++++ SELECTED EXTRACT ++++

Short-Term Rental Gross Revenues: -61% For Italy, -44% for US,
As Italy has been hit earlier than the US, Italian numbers are worse in March than those of the US. But, in both countries, gross revenues have been dropping sharply. As we will see below, the drop is due for a bigger part to the dramatic fall in the occupancy rate and due for a smaller part to a relatively moderate fall in the average daily rates (ADR).
Occupancy of short-term rentals: -46% For Italy, -34% For the US.
For the US, we are also adding in this graph by STR: This is hotel occupancy in the week ending in March 28. In Hawaii, New Orleans, San Francisco, Orlando, and Boston, occupancy was below 15%.
ADR od short-term rentals: -22% For Italy -15% for the US
For the US, we are adding this interesting graph by STR about hotel RevPar: Urban and resort areas look to be the hardest it. For property managers renting out apartments in big cities or for vacation rental managers with properties in Orlando (Disney), these data are probably relatable.
Short-term rental supply: -22% For Italy, -15% for the US
According to AllTheRooms, the number of short-term rental listings has dropped as well. In March 2020, there was a 15% drop in the US and a 22% drop in Italy. It means that fewer properties were on the market, for various reasons: New regulations made vacation rentals illegal in some regions and states, property managers and owners decided to turn to long-term rentals, and some chose to close shops (temporarily or not).
A glimmer of hope: Chinese hotel data picking up
Let’s conclude this article with a glimmer of hope: Since the end of February, the occupancy rates of Chinese hotels have started recovering. The graph by STR looks spectacular, but the numbers were restarting from under 15% occupancy.
Yet, STR looked at what happened after the 2007/2008 financial crisis: It took 5 to 7 years for ADR and RevPar to come back to pre-crisis levels. 2020 will be terrible and 2021 could be better but still not great.

++++ MATERIALS PROVIDED ++++

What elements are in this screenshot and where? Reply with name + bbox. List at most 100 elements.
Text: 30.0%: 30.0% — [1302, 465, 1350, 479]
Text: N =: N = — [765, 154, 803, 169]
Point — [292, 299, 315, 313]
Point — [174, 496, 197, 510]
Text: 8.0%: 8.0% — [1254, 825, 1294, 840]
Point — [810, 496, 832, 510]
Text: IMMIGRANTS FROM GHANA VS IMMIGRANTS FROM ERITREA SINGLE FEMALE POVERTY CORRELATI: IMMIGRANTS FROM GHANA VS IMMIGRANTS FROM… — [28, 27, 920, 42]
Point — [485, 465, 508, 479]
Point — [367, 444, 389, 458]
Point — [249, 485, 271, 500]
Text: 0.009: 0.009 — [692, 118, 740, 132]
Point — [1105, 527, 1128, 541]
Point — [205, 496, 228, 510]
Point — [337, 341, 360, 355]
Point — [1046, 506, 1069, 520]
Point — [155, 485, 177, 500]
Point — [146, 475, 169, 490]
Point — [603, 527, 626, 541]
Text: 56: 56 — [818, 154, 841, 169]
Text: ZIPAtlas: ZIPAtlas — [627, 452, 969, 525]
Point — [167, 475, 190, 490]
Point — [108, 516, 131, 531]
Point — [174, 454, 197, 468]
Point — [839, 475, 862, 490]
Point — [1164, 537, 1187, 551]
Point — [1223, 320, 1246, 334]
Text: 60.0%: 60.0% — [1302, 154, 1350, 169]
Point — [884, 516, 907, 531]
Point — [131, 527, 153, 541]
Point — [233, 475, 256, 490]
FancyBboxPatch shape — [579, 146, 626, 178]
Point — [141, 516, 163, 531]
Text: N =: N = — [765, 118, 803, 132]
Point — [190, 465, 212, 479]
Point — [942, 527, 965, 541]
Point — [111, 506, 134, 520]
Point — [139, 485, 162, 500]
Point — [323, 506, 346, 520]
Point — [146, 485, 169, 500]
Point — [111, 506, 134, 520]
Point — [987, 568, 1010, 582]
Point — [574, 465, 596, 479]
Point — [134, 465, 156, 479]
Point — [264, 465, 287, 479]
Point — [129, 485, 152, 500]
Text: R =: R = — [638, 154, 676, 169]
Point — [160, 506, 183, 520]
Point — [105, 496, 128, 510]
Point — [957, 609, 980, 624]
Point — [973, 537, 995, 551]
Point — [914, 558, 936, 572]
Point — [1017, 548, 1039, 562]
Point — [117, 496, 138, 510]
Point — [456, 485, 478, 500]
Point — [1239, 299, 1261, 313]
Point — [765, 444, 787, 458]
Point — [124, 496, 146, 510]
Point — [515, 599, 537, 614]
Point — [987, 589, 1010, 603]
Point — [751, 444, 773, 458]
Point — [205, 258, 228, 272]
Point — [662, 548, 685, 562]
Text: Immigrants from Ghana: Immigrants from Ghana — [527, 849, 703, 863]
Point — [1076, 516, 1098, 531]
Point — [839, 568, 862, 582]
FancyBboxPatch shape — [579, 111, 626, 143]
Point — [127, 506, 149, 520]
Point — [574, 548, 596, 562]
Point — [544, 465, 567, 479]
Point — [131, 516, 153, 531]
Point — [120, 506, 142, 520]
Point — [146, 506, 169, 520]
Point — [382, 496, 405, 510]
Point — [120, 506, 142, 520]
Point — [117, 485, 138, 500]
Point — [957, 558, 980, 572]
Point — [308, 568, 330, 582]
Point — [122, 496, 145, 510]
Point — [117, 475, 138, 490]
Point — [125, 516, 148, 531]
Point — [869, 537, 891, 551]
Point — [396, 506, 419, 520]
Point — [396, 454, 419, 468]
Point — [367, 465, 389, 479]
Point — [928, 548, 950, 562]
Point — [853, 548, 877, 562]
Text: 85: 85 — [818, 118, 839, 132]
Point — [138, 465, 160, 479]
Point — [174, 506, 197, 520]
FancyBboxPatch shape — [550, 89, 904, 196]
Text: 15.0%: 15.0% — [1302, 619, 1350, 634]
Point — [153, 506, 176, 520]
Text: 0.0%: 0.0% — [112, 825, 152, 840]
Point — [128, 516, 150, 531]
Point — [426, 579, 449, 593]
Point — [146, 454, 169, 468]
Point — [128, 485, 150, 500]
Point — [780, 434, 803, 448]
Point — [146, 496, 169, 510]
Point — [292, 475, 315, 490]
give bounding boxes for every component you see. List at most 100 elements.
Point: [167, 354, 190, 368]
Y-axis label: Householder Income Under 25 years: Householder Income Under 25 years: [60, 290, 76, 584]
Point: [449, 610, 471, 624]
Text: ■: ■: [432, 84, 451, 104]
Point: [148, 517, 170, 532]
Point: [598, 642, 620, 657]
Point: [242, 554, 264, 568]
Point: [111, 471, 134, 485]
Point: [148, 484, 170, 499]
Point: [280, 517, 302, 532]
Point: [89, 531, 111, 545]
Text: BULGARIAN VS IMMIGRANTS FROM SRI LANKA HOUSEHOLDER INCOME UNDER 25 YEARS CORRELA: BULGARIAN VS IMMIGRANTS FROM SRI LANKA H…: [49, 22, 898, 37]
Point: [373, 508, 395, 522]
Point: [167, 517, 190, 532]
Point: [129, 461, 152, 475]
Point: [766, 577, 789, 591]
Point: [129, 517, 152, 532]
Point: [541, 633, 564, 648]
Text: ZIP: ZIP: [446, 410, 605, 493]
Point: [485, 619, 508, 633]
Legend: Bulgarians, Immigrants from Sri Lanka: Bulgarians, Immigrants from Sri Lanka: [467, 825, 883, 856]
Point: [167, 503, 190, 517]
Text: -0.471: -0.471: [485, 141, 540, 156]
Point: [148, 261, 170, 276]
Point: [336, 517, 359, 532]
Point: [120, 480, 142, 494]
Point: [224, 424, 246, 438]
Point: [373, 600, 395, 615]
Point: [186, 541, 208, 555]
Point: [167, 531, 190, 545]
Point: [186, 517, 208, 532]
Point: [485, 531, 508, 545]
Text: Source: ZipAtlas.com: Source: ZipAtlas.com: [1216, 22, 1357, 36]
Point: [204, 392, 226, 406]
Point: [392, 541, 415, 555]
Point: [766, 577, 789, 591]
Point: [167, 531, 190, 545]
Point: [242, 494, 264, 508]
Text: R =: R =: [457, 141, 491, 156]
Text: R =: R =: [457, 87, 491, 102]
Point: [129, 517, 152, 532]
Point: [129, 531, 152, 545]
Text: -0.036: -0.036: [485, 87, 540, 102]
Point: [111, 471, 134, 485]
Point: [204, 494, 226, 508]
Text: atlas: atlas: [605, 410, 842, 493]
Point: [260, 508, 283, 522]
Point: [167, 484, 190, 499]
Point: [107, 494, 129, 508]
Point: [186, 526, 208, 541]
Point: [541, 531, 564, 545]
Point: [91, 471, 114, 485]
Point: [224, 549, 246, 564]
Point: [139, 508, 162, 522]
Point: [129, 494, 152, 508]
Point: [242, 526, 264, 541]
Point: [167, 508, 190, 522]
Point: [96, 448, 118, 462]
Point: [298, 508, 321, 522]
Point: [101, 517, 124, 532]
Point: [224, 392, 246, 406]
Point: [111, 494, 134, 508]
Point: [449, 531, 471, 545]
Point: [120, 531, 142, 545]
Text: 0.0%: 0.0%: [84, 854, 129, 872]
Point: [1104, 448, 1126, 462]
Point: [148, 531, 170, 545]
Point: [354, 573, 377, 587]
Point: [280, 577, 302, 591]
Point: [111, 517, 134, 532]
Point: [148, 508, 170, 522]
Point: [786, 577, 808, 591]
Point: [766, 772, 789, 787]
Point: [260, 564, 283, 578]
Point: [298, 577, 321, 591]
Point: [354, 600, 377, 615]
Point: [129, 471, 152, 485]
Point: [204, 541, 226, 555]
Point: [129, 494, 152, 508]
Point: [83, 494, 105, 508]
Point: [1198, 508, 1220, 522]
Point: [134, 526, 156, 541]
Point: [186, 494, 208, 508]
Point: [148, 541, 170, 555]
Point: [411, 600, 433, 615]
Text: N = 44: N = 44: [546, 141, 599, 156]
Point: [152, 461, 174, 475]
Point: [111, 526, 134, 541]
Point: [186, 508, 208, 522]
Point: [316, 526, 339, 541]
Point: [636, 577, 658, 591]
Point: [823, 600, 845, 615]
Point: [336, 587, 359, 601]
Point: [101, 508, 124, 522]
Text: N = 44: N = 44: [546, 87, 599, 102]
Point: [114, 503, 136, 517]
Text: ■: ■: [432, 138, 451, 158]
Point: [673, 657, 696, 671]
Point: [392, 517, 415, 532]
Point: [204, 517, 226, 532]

++++

PARTS OF THE EXERCISE:
#1 According to the short-term rental text, how long did it take ADR and RevPar to return to pre-crisis levels after the 2007/2008 financial crisis?
#2 Echo everything in the records from their first line down to the line that contains "Text: 60.0%: 60.0% — [1302, 154, 1350, 169]", with both of those lines included.
The records are unrelated to the text.

ANSWERS TO THE EXERCISES:
#1 It took 5 to 7 years.

#2
What elements are in this screenshot and where? Reply with name + bbox. List at most 100 elements.
Text: 30.0%: 30.0% — [1302, 465, 1350, 479]
Text: N =: N = — [765, 154, 803, 169]
Point — [292, 299, 315, 313]
Point — [174, 496, 197, 510]
Text: 8.0%: 8.0% — [1254, 825, 1294, 840]
Point — [810, 496, 832, 510]
Text: IMMIGRANTS FROM GHANA VS IMMIGRANTS FROM ERITREA SINGLE FEMALE POVERTY CORRELATI: IMMIGRANTS FROM GHANA VS IMMIGRANTS FROM… — [28, 27, 920, 42]
Point — [485, 465, 508, 479]
Point — [367, 444, 389, 458]
Point — [249, 485, 271, 500]
Text: 0.009: 0.009 — [692, 118, 740, 132]
Point — [1105, 527, 1128, 541]
Point — [205, 496, 228, 510]
Point — [337, 341, 360, 355]
Point — [1046, 506, 1069, 520]
Point — [155, 485, 177, 500]
Point — [146, 475, 169, 490]
Point — [603, 527, 626, 541]
Text: 56: 56 — [818, 154, 841, 169]
Text: ZIPAtlas: ZIPAtlas — [627, 452, 969, 525]
Point — [167, 475, 190, 490]
Point — [108, 516, 131, 531]
Point — [174, 454, 197, 468]
Point — [839, 475, 862, 490]
Point — [1164, 537, 1187, 551]
Point — [1223, 320, 1246, 334]
Text: 60.0%: 60.0% — [1302, 154, 1350, 169]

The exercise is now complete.